Figure collection entries
* Start *
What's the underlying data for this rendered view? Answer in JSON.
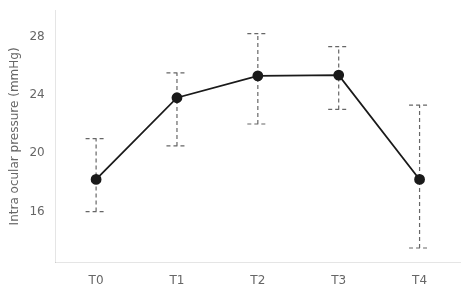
{
  "chart_data": {
    "type": "line",
    "categories": [
      "T0",
      "T1",
      "T2",
      "T3",
      "T4"
    ],
    "values": [
      18.2,
      23.8,
      25.3,
      25.35,
      18.2
    ],
    "error_high": [
      21.0,
      25.5,
      28.2,
      27.3,
      23.3
    ],
    "error_low": [
      16.0,
      20.5,
      22.0,
      23.0,
      13.5
    ],
    "ylabel": "Intra ocular pressure (mmHg)",
    "ylim": [
      12.5,
      29.8
    ],
    "yticks": [
      16,
      20,
      24,
      28
    ],
    "grid": false,
    "color": "#1a1a1a",
    "marker": "circle"
  }
}
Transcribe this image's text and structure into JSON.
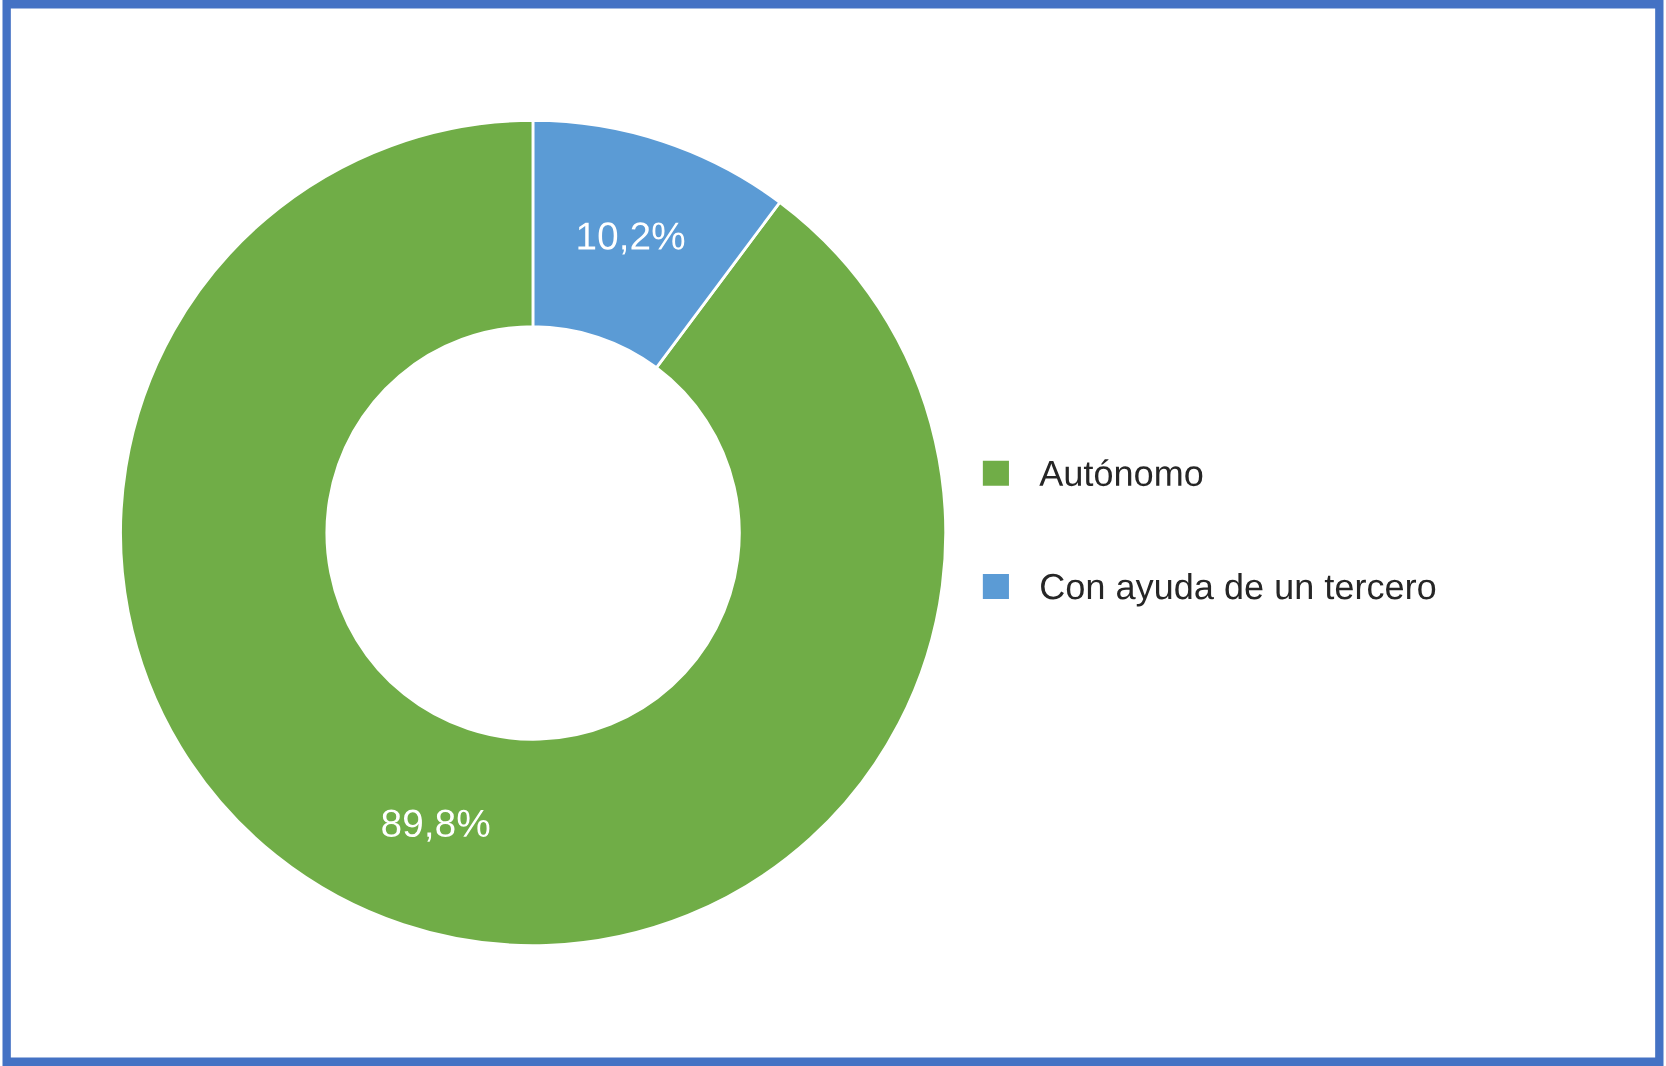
{
  "chart_data": {
    "type": "donut",
    "categories": [
      "Autónomo",
      "Con ayuda de un tercero"
    ],
    "values": [
      89.8,
      10.2
    ],
    "colors": [
      "#70ad47",
      "#5b9bd5"
    ],
    "value_labels": [
      "89,8%",
      "10,2%"
    ],
    "legend": "right"
  }
}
* End *
Stated goal:
Provide only the count of lines in the material above that hold the word "JSON".

Written answer:
2